** START OF Supplied data **
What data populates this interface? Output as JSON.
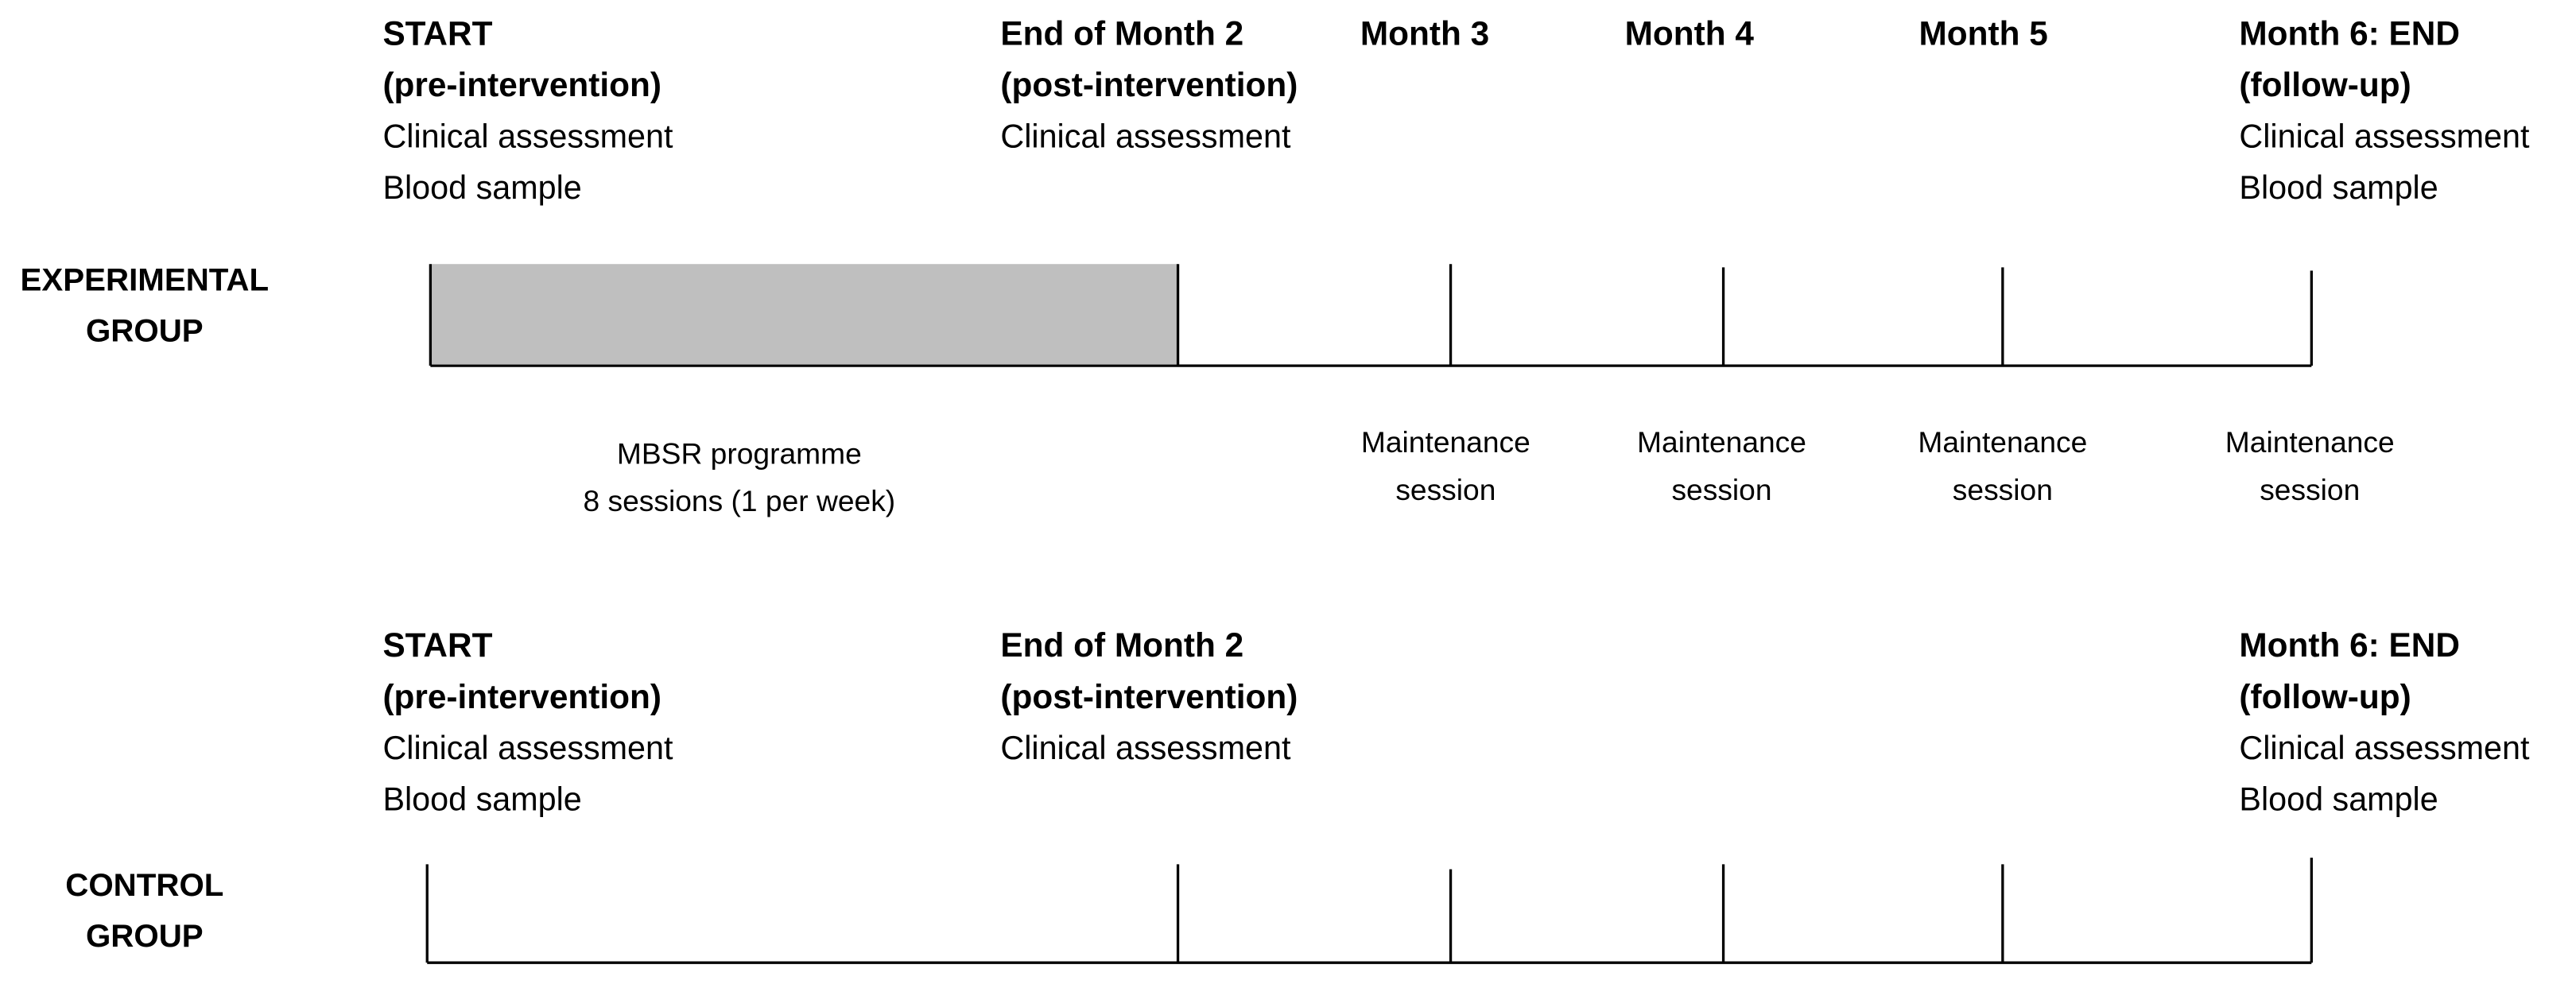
{
  "groups": [
    {
      "label": [
        "EXPERIMENTAL",
        "GROUP"
      ],
      "timepoints": [
        {
          "title": [
            "START",
            "(pre-intervention)"
          ],
          "items": [
            "Clinical assessment",
            "Blood sample"
          ]
        },
        {
          "title": [
            "End of Month 2",
            "(post-intervention)"
          ],
          "items": [
            "Clinical assessment"
          ]
        },
        {
          "title": [
            "Month 3"
          ],
          "items": []
        },
        {
          "title": [
            "Month 4"
          ],
          "items": []
        },
        {
          "title": [
            "Month 5"
          ],
          "items": []
        },
        {
          "title": [
            "Month 6: END",
            "(follow-up)"
          ],
          "items": [
            "Clinical assessment",
            "Blood sample"
          ]
        }
      ],
      "sessions": [
        [
          "MBSR programme",
          "8 sessions (1 per week)"
        ],
        [
          "Maintenance",
          "session"
        ],
        [
          "Maintenance",
          "session"
        ],
        [
          "Maintenance",
          "session"
        ],
        [
          "Maintenance",
          "session"
        ]
      ]
    },
    {
      "label": [
        "CONTROL",
        "GROUP"
      ],
      "timepoints": [
        {
          "title": [
            "START",
            "(pre-intervention)"
          ],
          "items": [
            "Clinical assessment",
            "Blood sample"
          ]
        },
        {
          "title": [
            "End of Month 2",
            "(post-intervention)"
          ],
          "items": [
            "Clinical assessment"
          ]
        },
        {
          "title": [
            "Month 6: END",
            "(follow-up)"
          ],
          "items": [
            "Clinical assessment",
            "Blood sample"
          ]
        }
      ],
      "sessions": []
    }
  ]
}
** END OF Supplied data **
## Given task:
Show each line holding the word "sessions".

## Full output:
      "sessions": [
          "8 sessions (1 per week)"
      "sessions": []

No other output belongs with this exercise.